• AIM: Read the listing and extract each line that includes the word "اندازی".

• DATA:
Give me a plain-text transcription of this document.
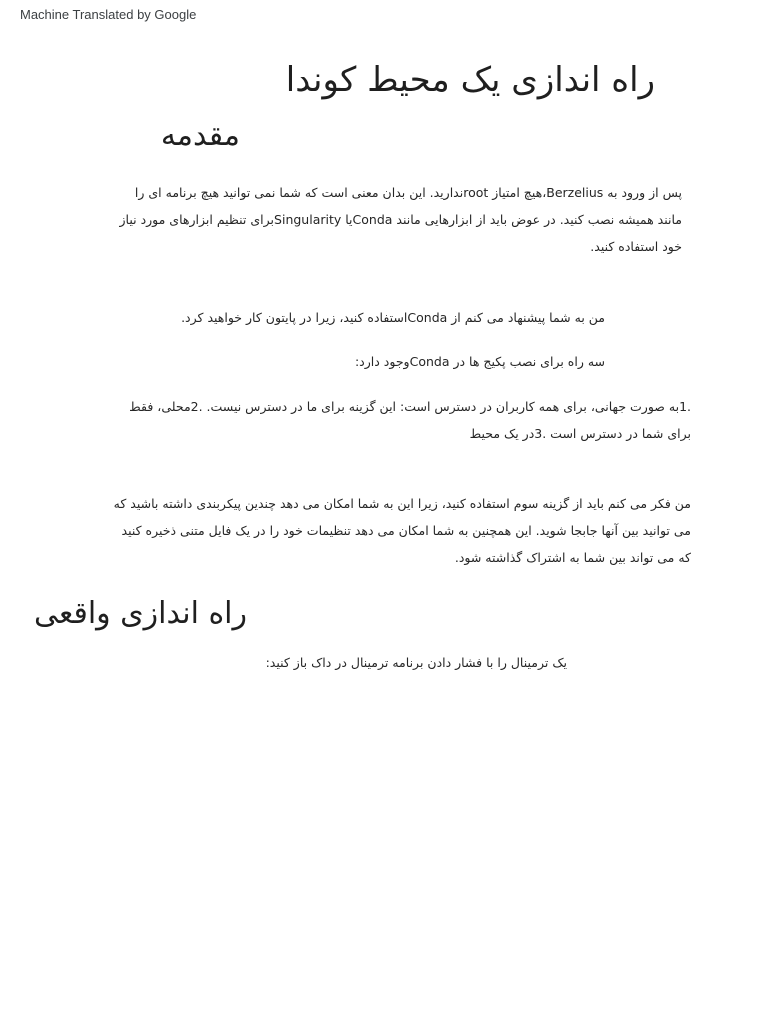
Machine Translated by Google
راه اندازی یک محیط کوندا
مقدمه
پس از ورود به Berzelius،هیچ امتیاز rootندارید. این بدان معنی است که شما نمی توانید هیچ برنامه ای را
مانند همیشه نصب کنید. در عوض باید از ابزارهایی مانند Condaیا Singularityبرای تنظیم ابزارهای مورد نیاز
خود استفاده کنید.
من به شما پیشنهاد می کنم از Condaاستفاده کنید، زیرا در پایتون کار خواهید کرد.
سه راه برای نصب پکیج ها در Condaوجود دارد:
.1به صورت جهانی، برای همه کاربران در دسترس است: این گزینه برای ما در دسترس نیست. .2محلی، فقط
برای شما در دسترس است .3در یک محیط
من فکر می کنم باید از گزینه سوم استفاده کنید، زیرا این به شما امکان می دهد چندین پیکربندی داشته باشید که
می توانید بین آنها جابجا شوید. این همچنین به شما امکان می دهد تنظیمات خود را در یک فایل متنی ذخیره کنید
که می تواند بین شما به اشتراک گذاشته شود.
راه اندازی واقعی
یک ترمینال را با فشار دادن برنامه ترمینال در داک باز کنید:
--
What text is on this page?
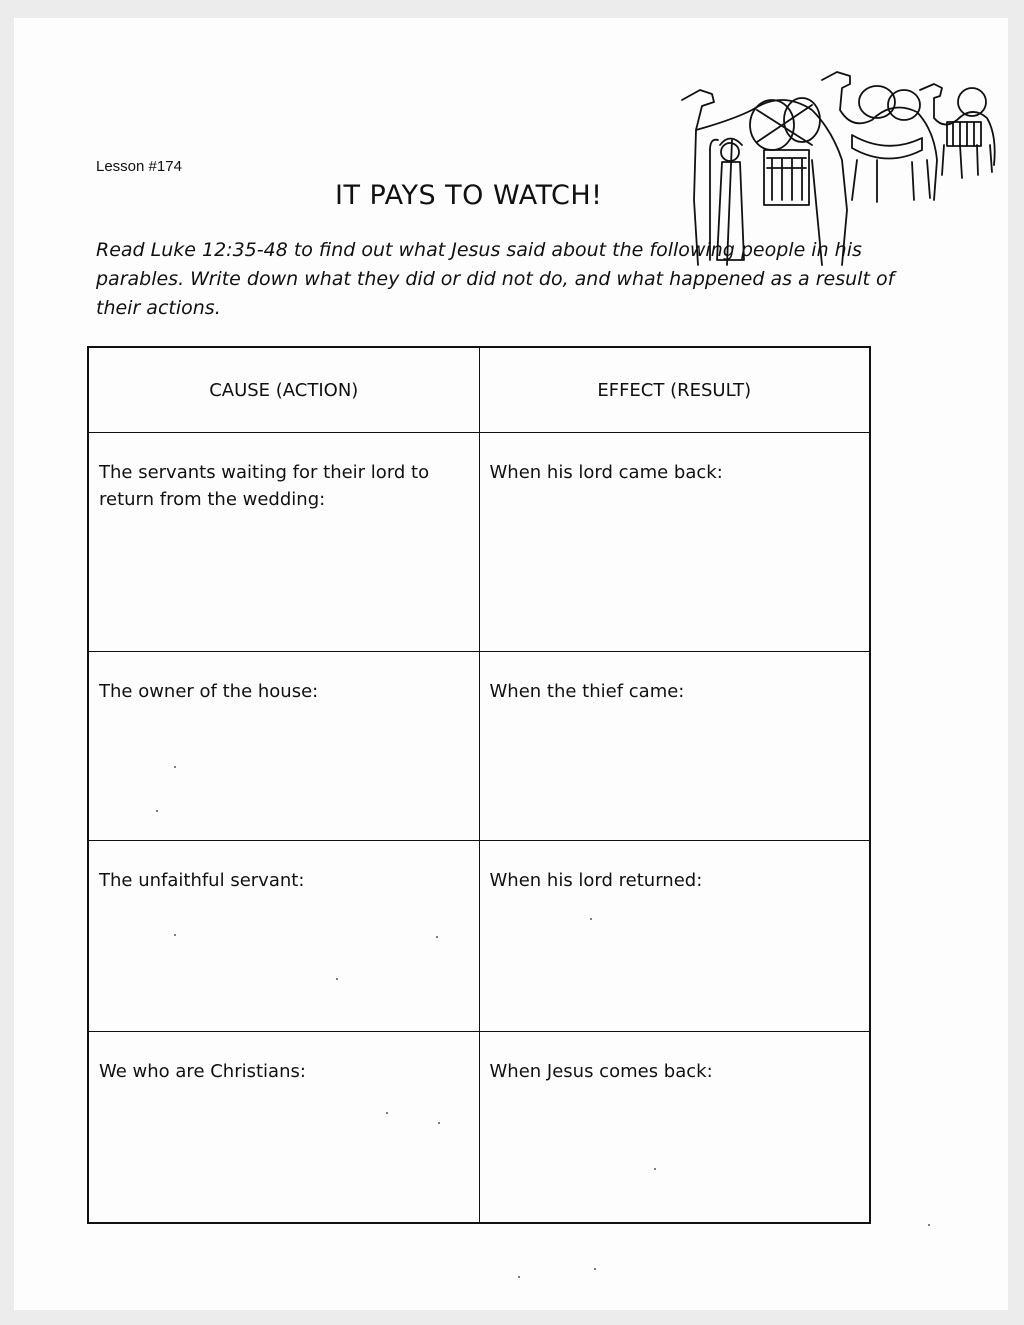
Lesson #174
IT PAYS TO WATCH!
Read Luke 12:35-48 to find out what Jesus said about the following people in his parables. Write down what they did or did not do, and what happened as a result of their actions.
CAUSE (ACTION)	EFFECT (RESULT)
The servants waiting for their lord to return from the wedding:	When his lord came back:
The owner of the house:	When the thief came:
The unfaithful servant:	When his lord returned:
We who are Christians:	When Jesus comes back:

• THE SOLUTION:
راه اندازی یک محیط کوندا
راه اندازی واقعی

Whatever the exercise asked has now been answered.